What is required
Gather up the lines with the word "Otto" in them.

Information shown
╔══

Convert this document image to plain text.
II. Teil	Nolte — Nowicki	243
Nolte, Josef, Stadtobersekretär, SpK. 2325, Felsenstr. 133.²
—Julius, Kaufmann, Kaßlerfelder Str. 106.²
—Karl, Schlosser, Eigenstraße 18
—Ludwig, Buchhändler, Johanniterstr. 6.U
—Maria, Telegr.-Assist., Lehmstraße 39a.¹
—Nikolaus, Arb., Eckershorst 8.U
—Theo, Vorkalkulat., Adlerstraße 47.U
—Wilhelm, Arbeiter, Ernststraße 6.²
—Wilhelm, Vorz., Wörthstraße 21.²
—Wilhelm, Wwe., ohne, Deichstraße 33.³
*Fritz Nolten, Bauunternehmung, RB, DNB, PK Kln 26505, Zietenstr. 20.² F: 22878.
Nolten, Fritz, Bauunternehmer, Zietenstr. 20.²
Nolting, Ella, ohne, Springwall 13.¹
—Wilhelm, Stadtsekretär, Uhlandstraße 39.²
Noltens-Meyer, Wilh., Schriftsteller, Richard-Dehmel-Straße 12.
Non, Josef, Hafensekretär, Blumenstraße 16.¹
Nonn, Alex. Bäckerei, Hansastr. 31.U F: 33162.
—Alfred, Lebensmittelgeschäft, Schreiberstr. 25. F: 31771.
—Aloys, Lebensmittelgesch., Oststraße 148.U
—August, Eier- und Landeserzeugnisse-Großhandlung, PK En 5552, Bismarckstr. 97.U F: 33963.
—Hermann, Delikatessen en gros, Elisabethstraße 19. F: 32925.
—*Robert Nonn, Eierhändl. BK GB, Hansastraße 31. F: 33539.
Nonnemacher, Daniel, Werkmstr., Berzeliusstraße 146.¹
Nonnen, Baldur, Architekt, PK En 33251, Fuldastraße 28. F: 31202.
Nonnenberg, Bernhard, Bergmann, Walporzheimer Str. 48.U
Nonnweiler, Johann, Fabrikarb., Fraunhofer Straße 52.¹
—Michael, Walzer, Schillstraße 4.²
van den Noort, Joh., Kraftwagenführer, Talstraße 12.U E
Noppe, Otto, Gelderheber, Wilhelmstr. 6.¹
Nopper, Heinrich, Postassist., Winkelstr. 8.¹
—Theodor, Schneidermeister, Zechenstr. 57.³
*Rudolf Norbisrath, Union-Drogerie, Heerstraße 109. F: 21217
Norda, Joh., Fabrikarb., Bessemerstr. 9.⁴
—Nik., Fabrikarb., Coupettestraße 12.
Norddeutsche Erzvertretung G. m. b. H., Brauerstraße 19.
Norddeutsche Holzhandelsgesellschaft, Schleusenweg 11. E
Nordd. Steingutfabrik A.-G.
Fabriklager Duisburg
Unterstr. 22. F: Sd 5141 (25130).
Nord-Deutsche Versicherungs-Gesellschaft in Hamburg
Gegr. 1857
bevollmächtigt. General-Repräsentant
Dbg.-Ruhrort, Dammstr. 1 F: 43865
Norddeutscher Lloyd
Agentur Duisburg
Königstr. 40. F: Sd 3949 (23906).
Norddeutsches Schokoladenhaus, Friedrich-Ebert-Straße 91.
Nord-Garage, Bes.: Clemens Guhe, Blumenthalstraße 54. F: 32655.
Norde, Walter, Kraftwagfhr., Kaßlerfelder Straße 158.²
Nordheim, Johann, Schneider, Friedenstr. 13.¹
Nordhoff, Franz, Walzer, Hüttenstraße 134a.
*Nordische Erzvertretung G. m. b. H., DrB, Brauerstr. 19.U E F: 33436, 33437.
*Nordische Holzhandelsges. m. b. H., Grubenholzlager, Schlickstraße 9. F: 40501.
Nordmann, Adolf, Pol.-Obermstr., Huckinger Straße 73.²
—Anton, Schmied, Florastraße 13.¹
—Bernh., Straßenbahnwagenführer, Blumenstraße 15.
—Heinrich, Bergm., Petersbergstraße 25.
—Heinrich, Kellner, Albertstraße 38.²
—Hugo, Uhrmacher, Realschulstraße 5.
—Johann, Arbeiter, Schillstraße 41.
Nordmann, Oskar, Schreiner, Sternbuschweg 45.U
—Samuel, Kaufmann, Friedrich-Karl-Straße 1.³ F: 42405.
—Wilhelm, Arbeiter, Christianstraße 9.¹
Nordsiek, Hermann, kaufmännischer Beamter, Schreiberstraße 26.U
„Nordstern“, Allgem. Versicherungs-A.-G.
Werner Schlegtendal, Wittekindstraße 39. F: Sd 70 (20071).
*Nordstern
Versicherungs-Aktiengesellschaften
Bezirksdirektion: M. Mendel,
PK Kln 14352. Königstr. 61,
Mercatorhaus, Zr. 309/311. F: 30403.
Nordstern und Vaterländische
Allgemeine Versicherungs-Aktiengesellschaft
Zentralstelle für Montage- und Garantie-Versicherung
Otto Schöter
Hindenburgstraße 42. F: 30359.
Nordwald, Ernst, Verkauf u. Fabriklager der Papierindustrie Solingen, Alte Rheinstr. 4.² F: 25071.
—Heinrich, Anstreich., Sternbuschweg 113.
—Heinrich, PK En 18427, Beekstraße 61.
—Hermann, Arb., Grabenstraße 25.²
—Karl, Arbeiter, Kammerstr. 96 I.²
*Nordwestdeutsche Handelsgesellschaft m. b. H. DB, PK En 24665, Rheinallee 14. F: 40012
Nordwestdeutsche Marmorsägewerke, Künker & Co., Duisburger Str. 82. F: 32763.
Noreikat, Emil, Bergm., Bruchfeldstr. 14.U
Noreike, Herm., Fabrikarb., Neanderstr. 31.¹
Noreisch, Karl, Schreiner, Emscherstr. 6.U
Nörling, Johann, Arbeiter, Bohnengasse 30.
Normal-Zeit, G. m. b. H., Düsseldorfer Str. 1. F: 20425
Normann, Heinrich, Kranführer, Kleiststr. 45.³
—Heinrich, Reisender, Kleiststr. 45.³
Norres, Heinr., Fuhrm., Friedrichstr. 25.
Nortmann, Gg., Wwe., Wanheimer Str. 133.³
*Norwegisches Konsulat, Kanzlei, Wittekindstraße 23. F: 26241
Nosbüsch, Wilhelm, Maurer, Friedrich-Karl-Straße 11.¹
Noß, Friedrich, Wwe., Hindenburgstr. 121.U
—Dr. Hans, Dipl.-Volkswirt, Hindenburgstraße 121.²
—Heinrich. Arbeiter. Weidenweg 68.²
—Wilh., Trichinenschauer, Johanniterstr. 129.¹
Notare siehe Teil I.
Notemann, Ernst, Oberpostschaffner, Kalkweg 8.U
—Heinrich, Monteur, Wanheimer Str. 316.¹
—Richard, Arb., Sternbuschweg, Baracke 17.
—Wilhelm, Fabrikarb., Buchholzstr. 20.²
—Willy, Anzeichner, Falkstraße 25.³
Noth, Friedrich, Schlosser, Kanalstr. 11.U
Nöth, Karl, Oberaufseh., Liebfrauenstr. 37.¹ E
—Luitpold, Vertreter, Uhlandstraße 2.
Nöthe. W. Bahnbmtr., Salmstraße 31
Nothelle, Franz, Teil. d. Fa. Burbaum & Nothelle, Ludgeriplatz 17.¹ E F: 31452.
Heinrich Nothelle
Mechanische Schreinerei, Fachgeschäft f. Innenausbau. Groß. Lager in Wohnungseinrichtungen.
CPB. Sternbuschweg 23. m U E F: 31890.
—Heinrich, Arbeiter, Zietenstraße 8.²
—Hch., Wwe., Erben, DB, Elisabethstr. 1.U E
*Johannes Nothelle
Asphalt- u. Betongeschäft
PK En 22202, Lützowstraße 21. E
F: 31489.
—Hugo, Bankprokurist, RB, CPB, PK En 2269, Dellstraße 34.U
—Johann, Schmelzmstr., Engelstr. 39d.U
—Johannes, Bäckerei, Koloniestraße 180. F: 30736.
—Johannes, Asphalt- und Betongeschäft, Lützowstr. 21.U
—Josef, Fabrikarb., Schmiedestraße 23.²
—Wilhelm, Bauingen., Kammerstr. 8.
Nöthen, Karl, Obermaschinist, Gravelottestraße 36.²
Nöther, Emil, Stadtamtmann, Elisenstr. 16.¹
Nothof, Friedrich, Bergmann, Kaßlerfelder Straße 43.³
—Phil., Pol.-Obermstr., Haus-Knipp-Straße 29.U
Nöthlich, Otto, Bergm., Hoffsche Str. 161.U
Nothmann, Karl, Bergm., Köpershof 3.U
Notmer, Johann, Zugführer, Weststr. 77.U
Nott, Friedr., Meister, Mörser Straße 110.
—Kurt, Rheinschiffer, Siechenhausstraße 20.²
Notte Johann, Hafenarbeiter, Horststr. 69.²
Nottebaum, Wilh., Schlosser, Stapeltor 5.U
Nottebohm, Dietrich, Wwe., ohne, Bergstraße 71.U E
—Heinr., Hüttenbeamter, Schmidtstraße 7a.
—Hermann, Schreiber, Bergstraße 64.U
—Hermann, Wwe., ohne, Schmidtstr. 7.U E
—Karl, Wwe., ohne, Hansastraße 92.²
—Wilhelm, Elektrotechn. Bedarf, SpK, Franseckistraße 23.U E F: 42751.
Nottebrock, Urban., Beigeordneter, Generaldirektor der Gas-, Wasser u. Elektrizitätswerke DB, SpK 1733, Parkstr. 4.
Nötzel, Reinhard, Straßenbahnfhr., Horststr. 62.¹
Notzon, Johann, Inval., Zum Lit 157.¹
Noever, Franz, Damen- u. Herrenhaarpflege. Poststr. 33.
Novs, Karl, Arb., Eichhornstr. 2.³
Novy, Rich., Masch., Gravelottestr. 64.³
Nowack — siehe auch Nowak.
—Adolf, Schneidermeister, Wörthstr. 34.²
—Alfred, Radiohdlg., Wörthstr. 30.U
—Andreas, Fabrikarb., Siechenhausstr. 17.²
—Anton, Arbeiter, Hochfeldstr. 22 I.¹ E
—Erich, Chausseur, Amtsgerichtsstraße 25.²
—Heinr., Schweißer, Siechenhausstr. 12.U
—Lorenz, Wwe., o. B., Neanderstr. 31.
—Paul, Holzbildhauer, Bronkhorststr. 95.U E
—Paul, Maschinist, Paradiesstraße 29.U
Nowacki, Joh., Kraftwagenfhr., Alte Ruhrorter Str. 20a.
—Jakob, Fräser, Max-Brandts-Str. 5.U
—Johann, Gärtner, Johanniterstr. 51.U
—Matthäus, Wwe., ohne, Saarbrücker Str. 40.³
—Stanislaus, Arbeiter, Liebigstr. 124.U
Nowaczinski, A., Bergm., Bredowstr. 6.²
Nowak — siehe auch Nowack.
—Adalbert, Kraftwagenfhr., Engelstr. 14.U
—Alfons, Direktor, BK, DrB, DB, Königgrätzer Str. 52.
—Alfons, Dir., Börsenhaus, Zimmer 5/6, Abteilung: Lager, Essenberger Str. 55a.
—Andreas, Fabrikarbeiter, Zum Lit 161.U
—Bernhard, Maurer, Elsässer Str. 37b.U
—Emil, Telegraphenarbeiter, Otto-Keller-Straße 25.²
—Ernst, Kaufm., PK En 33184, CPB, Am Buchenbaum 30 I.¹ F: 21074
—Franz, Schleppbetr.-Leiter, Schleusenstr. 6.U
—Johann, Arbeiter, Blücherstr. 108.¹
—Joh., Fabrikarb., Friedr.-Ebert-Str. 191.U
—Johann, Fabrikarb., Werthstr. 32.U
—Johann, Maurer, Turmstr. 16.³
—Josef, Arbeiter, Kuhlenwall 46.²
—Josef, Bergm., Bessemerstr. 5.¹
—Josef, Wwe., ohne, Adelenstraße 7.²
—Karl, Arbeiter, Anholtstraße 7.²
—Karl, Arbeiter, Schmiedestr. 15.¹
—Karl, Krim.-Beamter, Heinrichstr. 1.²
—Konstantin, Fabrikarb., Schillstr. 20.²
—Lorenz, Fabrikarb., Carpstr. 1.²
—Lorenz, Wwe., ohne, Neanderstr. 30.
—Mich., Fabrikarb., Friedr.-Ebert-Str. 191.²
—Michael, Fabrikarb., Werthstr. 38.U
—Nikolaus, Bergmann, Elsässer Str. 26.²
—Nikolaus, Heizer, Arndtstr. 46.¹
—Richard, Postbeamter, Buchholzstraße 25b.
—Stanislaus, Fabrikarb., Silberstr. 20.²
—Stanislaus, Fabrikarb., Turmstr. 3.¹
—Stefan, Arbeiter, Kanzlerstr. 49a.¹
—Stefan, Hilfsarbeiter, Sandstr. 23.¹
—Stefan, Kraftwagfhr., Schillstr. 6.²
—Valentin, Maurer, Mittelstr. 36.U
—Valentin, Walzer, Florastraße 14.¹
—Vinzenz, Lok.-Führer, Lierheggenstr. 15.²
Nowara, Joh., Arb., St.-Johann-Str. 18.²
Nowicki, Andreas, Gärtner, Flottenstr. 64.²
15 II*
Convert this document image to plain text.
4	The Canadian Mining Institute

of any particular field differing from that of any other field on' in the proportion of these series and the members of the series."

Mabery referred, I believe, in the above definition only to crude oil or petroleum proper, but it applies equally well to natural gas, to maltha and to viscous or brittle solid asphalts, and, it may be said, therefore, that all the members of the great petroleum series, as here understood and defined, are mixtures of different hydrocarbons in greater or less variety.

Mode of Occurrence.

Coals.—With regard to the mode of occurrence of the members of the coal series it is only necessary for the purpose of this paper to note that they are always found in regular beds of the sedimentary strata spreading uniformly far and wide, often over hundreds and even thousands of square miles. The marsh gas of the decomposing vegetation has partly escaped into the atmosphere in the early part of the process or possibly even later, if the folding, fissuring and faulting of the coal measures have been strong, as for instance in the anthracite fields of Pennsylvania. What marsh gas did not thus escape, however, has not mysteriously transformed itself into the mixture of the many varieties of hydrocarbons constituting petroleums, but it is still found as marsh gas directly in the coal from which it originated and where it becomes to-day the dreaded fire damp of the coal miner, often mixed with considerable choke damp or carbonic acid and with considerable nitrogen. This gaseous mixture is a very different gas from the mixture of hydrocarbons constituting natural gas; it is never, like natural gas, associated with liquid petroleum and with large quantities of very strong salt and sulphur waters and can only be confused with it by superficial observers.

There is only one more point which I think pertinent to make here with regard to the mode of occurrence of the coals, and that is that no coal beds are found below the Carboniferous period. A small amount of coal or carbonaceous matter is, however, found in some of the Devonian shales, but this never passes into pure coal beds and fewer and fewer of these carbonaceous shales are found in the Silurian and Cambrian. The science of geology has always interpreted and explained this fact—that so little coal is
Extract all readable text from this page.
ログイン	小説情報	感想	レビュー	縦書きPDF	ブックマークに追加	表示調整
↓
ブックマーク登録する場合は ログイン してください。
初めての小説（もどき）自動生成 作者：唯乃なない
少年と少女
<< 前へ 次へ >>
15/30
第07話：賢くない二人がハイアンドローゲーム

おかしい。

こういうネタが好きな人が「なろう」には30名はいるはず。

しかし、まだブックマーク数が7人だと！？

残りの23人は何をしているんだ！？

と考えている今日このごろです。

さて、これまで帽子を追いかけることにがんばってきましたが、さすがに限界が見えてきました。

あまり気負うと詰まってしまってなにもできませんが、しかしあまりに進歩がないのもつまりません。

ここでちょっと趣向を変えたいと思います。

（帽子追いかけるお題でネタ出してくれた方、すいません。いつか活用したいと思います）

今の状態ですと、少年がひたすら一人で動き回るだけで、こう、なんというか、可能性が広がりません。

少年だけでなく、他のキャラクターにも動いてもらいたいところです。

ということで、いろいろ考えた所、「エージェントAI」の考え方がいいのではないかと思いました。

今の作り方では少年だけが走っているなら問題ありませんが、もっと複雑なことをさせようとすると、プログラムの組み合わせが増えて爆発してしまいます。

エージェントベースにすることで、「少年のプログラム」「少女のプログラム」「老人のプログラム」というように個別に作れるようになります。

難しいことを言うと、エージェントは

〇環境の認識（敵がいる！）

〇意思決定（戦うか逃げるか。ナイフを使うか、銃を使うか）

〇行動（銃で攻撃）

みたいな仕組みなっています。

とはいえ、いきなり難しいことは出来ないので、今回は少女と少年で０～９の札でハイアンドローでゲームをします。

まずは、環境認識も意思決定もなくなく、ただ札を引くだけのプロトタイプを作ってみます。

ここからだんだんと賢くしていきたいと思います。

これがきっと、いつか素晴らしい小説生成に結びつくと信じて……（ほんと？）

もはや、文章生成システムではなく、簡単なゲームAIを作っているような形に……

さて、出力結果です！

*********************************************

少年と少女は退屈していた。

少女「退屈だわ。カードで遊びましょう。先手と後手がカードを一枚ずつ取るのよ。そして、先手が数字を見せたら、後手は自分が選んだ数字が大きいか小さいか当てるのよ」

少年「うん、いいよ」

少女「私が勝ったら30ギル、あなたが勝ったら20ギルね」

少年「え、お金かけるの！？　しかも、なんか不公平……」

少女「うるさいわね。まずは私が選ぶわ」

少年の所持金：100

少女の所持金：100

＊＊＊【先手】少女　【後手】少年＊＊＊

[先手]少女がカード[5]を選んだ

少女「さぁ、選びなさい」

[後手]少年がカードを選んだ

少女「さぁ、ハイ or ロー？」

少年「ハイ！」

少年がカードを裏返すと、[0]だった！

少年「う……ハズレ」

╚══

Task result
Noppe, Otto, Gelderheber, Wilhelmstr. 6.¹
Otto Schöter
Nöthlich, Otto, Bergm., Hoffsche Str. 161.U
—Emil, Telegraphenarbeiter, Otto-Keller-Straße 25.²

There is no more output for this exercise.